** Start of DATA FOR THE TASK **
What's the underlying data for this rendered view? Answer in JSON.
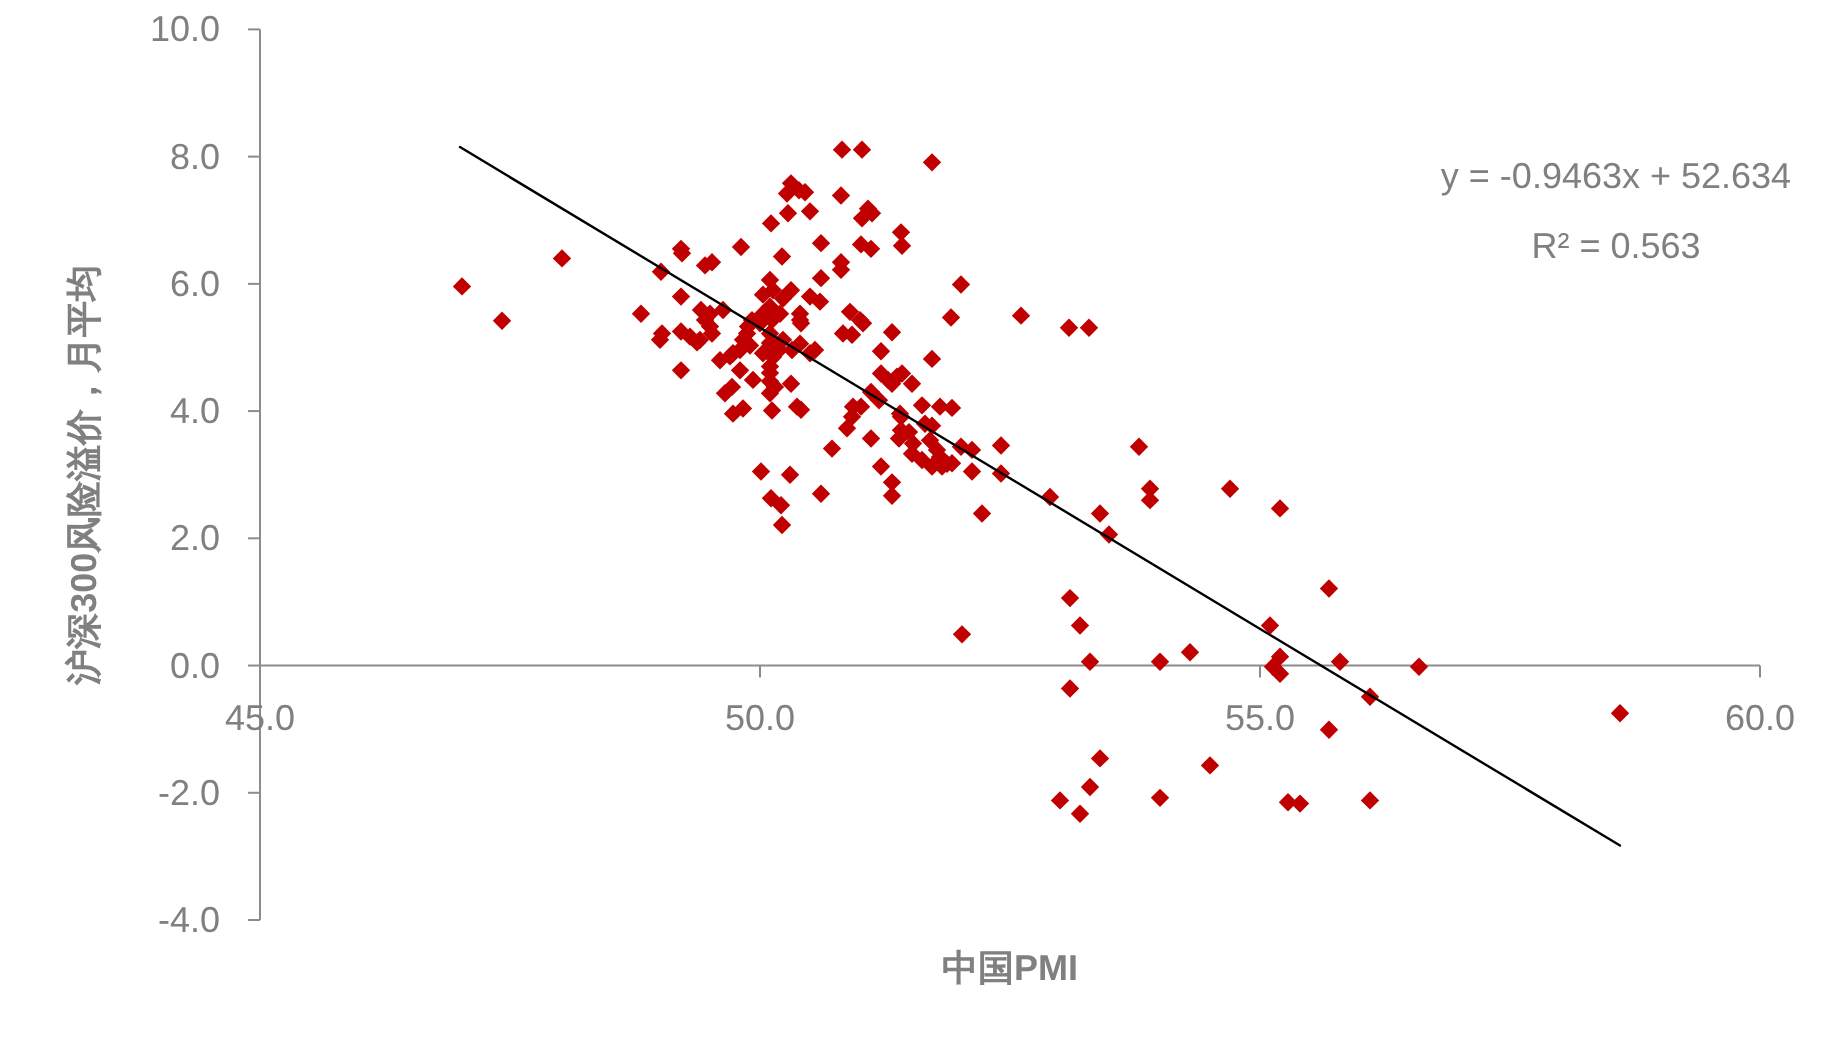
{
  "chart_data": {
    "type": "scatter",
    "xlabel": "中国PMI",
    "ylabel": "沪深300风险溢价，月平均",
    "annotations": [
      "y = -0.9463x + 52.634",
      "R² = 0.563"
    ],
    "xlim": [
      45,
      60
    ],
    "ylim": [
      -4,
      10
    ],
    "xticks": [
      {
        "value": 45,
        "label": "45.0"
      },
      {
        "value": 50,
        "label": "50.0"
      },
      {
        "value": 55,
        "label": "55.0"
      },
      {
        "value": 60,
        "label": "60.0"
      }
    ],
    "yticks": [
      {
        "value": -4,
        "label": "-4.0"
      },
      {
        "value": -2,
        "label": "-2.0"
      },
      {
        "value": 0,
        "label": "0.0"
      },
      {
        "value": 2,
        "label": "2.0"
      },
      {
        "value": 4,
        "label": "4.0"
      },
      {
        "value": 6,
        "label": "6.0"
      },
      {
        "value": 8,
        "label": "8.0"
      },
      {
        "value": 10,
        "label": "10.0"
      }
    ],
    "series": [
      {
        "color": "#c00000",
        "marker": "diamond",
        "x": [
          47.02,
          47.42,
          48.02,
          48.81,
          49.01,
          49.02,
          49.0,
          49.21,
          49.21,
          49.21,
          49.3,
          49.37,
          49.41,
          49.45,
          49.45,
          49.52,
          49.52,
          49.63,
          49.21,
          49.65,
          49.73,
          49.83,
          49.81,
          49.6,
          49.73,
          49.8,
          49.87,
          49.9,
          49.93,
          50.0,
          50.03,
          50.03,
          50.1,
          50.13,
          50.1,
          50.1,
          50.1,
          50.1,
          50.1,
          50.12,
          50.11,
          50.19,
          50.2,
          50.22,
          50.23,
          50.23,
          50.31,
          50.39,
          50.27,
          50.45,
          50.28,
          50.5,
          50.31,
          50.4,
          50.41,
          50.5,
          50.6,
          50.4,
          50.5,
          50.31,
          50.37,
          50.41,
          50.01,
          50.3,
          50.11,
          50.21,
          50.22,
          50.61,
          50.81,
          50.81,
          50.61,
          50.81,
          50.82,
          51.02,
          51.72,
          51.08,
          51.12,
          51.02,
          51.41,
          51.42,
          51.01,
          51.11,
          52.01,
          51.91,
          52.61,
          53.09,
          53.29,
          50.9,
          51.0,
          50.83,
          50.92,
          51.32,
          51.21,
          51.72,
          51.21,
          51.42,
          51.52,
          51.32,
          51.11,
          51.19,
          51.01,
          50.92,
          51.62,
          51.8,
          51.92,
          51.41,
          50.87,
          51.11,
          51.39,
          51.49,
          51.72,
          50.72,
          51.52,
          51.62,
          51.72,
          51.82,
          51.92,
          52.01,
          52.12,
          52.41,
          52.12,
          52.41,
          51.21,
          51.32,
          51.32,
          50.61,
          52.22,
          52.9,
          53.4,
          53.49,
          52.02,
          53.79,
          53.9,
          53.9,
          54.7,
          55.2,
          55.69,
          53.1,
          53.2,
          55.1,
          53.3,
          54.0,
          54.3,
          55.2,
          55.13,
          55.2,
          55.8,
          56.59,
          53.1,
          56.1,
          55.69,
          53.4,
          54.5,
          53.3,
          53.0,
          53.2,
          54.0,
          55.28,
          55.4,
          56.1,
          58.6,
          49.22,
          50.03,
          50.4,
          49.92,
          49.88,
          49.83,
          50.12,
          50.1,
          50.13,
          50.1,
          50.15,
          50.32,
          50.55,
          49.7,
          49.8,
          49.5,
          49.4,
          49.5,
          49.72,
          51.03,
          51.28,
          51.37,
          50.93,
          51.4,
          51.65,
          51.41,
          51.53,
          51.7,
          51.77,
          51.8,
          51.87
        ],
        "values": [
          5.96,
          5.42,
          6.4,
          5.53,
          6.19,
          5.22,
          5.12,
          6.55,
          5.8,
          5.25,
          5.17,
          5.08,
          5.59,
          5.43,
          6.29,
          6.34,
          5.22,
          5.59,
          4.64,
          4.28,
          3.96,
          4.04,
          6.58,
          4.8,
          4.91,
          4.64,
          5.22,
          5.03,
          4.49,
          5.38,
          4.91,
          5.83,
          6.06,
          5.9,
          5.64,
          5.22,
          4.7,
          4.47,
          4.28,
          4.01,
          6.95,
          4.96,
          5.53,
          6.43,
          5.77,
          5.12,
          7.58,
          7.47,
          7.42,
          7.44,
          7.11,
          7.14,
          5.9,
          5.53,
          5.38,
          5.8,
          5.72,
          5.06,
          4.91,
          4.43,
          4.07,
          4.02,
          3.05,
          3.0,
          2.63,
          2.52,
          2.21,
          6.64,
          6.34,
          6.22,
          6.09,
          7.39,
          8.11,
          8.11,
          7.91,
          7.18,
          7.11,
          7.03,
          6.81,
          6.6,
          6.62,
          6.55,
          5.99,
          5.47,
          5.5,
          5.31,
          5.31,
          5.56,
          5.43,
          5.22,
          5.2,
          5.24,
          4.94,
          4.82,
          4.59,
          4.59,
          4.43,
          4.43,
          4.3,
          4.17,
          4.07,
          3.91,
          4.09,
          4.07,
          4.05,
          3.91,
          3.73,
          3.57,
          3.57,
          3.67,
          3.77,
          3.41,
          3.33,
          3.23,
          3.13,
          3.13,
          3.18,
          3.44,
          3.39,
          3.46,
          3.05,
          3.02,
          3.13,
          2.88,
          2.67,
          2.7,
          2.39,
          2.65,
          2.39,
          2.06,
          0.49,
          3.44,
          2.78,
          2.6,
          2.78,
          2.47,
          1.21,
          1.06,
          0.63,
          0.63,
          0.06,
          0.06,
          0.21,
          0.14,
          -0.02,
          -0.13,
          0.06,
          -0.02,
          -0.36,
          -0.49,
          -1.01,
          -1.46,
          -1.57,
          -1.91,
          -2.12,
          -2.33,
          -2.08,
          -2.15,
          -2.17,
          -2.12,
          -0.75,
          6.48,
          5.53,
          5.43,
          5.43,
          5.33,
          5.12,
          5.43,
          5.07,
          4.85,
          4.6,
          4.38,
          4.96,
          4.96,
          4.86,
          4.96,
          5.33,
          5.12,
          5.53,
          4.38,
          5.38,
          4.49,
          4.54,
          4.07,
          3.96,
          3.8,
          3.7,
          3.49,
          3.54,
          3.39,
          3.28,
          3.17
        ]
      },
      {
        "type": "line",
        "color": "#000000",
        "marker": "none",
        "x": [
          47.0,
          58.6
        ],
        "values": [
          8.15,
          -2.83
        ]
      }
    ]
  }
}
** End of DATA FOR THE TASK **
■ EXERCISE BRIEF ■
Give back each entry exactly as it appears, with no pictures.

■ RESPONSE ■
What's the underlying data for this rendered view? Answer in JSON.
{
  "chart_data": {
    "type": "scatter",
    "xlabel": "中国PMI",
    "ylabel": "沪深300风险溢价，月平均",
    "annotations": [
      "y = -0.9463x + 52.634",
      "R² = 0.563"
    ],
    "xlim": [
      45,
      60
    ],
    "ylim": [
      -4,
      10
    ],
    "xticks": [
      {
        "value": 45,
        "label": "45.0"
      },
      {
        "value": 50,
        "label": "50.0"
      },
      {
        "value": 55,
        "label": "55.0"
      },
      {
        "value": 60,
        "label": "60.0"
      }
    ],
    "yticks": [
      {
        "value": -4,
        "label": "-4.0"
      },
      {
        "value": -2,
        "label": "-2.0"
      },
      {
        "value": 0,
        "label": "0.0"
      },
      {
        "value": 2,
        "label": "2.0"
      },
      {
        "value": 4,
        "label": "4.0"
      },
      {
        "value": 6,
        "label": "6.0"
      },
      {
        "value": 8,
        "label": "8.0"
      },
      {
        "value": 10,
        "label": "10.0"
      }
    ],
    "series": [
      {
        "color": "#c00000",
        "marker": "diamond",
        "x": [
          47.02,
          47.42,
          48.02,
          48.81,
          49.01,
          49.02,
          49.0,
          49.21,
          49.21,
          49.21,
          49.3,
          49.37,
          49.41,
          49.45,
          49.45,
          49.52,
          49.52,
          49.63,
          49.21,
          49.65,
          49.73,
          49.83,
          49.81,
          49.6,
          49.73,
          49.8,
          49.87,
          49.9,
          49.93,
          50.0,
          50.03,
          50.03,
          50.1,
          50.13,
          50.1,
          50.1,
          50.1,
          50.1,
          50.1,
          50.12,
          50.11,
          50.19,
          50.2,
          50.22,
          50.23,
          50.23,
          50.31,
          50.39,
          50.27,
          50.45,
          50.28,
          50.5,
          50.31,
          50.4,
          50.41,
          50.5,
          50.6,
          50.4,
          50.5,
          50.31,
          50.37,
          50.41,
          50.01,
          50.3,
          50.11,
          50.21,
          50.22,
          50.61,
          50.81,
          50.81,
          50.61,
          50.81,
          50.82,
          51.02,
          51.72,
          51.08,
          51.12,
          51.02,
          51.41,
          51.42,
          51.01,
          51.11,
          52.01,
          51.91,
          52.61,
          53.09,
          53.29,
          50.9,
          51.0,
          50.83,
          50.92,
          51.32,
          51.21,
          51.72,
          51.21,
          51.42,
          51.52,
          51.32,
          51.11,
          51.19,
          51.01,
          50.92,
          51.62,
          51.8,
          51.92,
          51.41,
          50.87,
          51.11,
          51.39,
          51.49,
          51.72,
          50.72,
          51.52,
          51.62,
          51.72,
          51.82,
          51.92,
          52.01,
          52.12,
          52.41,
          52.12,
          52.41,
          51.21,
          51.32,
          51.32,
          50.61,
          52.22,
          52.9,
          53.4,
          53.49,
          52.02,
          53.79,
          53.9,
          53.9,
          54.7,
          55.2,
          55.69,
          53.1,
          53.2,
          55.1,
          53.3,
          54.0,
          54.3,
          55.2,
          55.13,
          55.2,
          55.8,
          56.59,
          53.1,
          56.1,
          55.69,
          53.4,
          54.5,
          53.3,
          53.0,
          53.2,
          54.0,
          55.28,
          55.4,
          56.1,
          58.6,
          49.22,
          50.03,
          50.4,
          49.92,
          49.88,
          49.83,
          50.12,
          50.1,
          50.13,
          50.1,
          50.15,
          50.32,
          50.55,
          49.7,
          49.8,
          49.5,
          49.4,
          49.5,
          49.72,
          51.03,
          51.28,
          51.37,
          50.93,
          51.4,
          51.65,
          51.41,
          51.53,
          51.7,
          51.77,
          51.8,
          51.87
        ],
        "values": [
          5.96,
          5.42,
          6.4,
          5.53,
          6.19,
          5.22,
          5.12,
          6.55,
          5.8,
          5.25,
          5.17,
          5.08,
          5.59,
          5.43,
          6.29,
          6.34,
          5.22,
          5.59,
          4.64,
          4.28,
          3.96,
          4.04,
          6.58,
          4.8,
          4.91,
          4.64,
          5.22,
          5.03,
          4.49,
          5.38,
          4.91,
          5.83,
          6.06,
          5.9,
          5.64,
          5.22,
          4.7,
          4.47,
          4.28,
          4.01,
          6.95,
          4.96,
          5.53,
          6.43,
          5.77,
          5.12,
          7.58,
          7.47,
          7.42,
          7.44,
          7.11,
          7.14,
          5.9,
          5.53,
          5.38,
          5.8,
          5.72,
          5.06,
          4.91,
          4.43,
          4.07,
          4.02,
          3.05,
          3.0,
          2.63,
          2.52,
          2.21,
          6.64,
          6.34,
          6.22,
          6.09,
          7.39,
          8.11,
          8.11,
          7.91,
          7.18,
          7.11,
          7.03,
          6.81,
          6.6,
          6.62,
          6.55,
          5.99,
          5.47,
          5.5,
          5.31,
          5.31,
          5.56,
          5.43,
          5.22,
          5.2,
          5.24,
          4.94,
          4.82,
          4.59,
          4.59,
          4.43,
          4.43,
          4.3,
          4.17,
          4.07,
          3.91,
          4.09,
          4.07,
          4.05,
          3.91,
          3.73,
          3.57,
          3.57,
          3.67,
          3.77,
          3.41,
          3.33,
          3.23,
          3.13,
          3.13,
          3.18,
          3.44,
          3.39,
          3.46,
          3.05,
          3.02,
          3.13,
          2.88,
          2.67,
          2.7,
          2.39,
          2.65,
          2.39,
          2.06,
          0.49,
          3.44,
          2.78,
          2.6,
          2.78,
          2.47,
          1.21,
          1.06,
          0.63,
          0.63,
          0.06,
          0.06,
          0.21,
          0.14,
          -0.02,
          -0.13,
          0.06,
          -0.02,
          -0.36,
          -0.49,
          -1.01,
          -1.46,
          -1.57,
          -1.91,
          -2.12,
          -2.33,
          -2.08,
          -2.15,
          -2.17,
          -2.12,
          -0.75,
          6.48,
          5.53,
          5.43,
          5.43,
          5.33,
          5.12,
          5.43,
          5.07,
          4.85,
          4.6,
          4.38,
          4.96,
          4.96,
          4.86,
          4.96,
          5.33,
          5.12,
          5.53,
          4.38,
          5.38,
          4.49,
          4.54,
          4.07,
          3.96,
          3.8,
          3.7,
          3.49,
          3.54,
          3.39,
          3.28,
          3.17
        ]
      },
      {
        "type": "line",
        "color": "#000000",
        "marker": "none",
        "x": [
          47.0,
          58.6
        ],
        "values": [
          8.15,
          -2.83
        ]
      }
    ]
  }
}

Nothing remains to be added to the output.